> Exercise task:
Can you print the data exactly and leave out each image?

>> START Entries

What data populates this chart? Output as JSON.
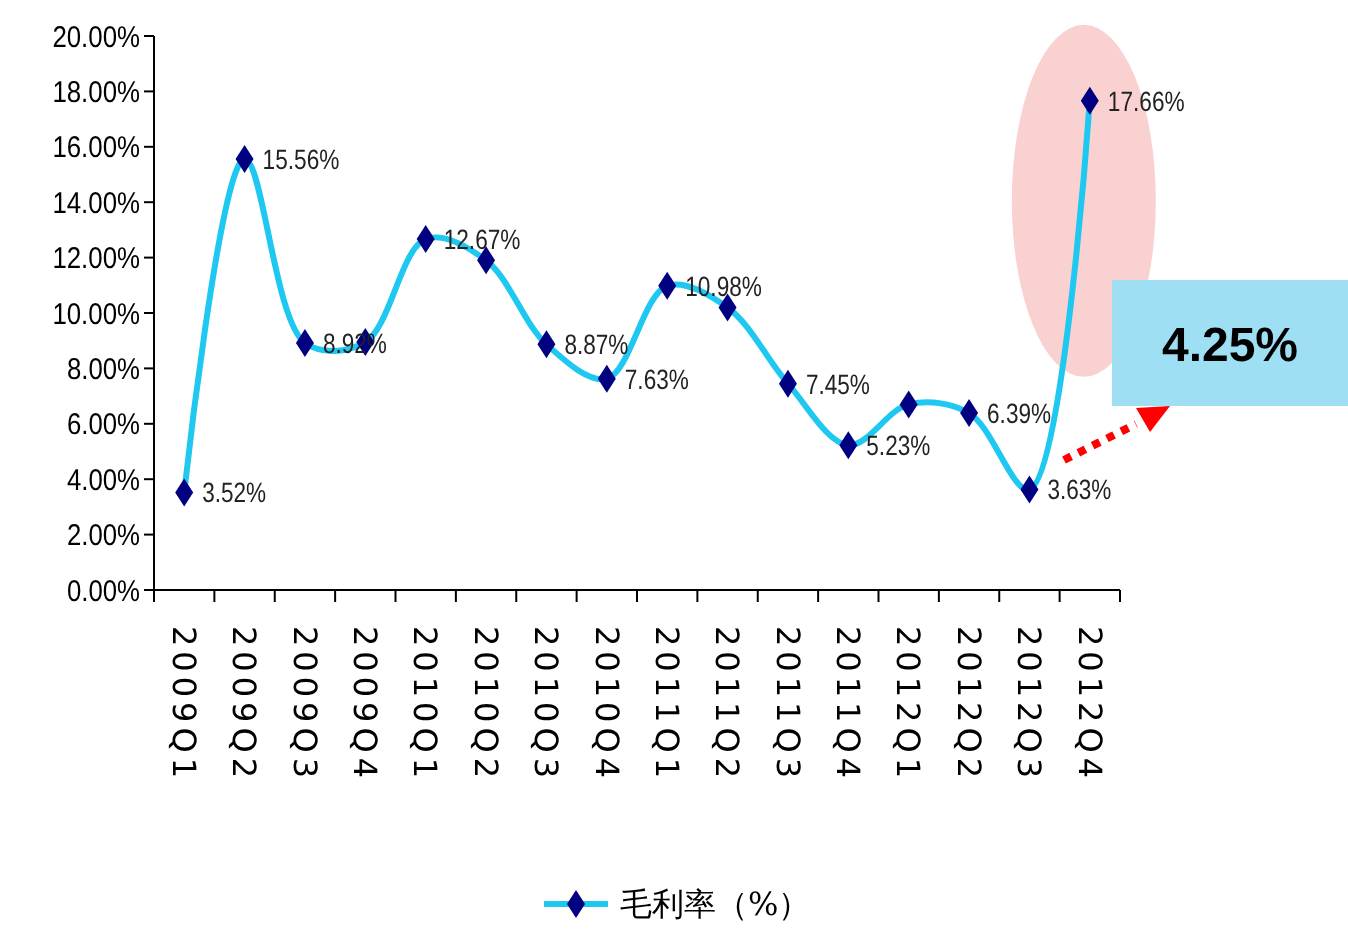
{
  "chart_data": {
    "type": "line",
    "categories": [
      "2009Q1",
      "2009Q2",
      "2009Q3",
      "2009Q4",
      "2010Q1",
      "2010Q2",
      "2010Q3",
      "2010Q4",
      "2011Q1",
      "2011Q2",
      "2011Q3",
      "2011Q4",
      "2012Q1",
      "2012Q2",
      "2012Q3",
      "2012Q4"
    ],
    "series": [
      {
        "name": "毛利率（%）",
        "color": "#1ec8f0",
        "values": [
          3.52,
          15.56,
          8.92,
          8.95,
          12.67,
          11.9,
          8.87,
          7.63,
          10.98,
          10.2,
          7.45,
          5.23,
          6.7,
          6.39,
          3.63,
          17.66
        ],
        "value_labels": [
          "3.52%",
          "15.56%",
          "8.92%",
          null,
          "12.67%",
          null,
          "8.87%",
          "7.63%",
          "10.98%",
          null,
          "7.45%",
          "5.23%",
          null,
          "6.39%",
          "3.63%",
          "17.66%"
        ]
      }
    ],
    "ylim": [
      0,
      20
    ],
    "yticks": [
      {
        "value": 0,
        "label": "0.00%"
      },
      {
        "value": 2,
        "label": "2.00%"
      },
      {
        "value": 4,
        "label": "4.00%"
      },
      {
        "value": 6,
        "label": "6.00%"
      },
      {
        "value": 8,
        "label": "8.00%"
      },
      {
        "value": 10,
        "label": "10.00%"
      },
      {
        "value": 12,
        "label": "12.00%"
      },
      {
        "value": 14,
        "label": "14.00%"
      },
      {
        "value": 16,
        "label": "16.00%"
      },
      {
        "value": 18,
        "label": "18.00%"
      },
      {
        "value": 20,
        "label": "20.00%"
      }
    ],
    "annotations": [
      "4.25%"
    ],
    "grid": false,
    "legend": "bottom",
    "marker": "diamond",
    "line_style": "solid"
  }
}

>> END Entries

> Written answer:
What data populates this chart? Output as JSON.
{
  "chart_data": {
    "type": "line",
    "categories": [
      "2009Q1",
      "2009Q2",
      "2009Q3",
      "2009Q4",
      "2010Q1",
      "2010Q2",
      "2010Q3",
      "2010Q4",
      "2011Q1",
      "2011Q2",
      "2011Q3",
      "2011Q4",
      "2012Q1",
      "2012Q2",
      "2012Q3",
      "2012Q4"
    ],
    "series": [
      {
        "name": "毛利率（%）",
        "color": "#1ec8f0",
        "values": [
          3.52,
          15.56,
          8.92,
          8.95,
          12.67,
          11.9,
          8.87,
          7.63,
          10.98,
          10.2,
          7.45,
          5.23,
          6.7,
          6.39,
          3.63,
          17.66
        ],
        "value_labels": [
          "3.52%",
          "15.56%",
          "8.92%",
          null,
          "12.67%",
          null,
          "8.87%",
          "7.63%",
          "10.98%",
          null,
          "7.45%",
          "5.23%",
          null,
          "6.39%",
          "3.63%",
          "17.66%"
        ]
      }
    ],
    "ylim": [
      0,
      20
    ],
    "yticks": [
      {
        "value": 0,
        "label": "0.00%"
      },
      {
        "value": 2,
        "label": "2.00%"
      },
      {
        "value": 4,
        "label": "4.00%"
      },
      {
        "value": 6,
        "label": "6.00%"
      },
      {
        "value": 8,
        "label": "8.00%"
      },
      {
        "value": 10,
        "label": "10.00%"
      },
      {
        "value": 12,
        "label": "12.00%"
      },
      {
        "value": 14,
        "label": "14.00%"
      },
      {
        "value": 16,
        "label": "16.00%"
      },
      {
        "value": 18,
        "label": "18.00%"
      },
      {
        "value": 20,
        "label": "20.00%"
      }
    ],
    "annotations": [
      "4.25%"
    ],
    "grid": false,
    "legend": "bottom",
    "marker": "diamond",
    "line_style": "solid"
  }
}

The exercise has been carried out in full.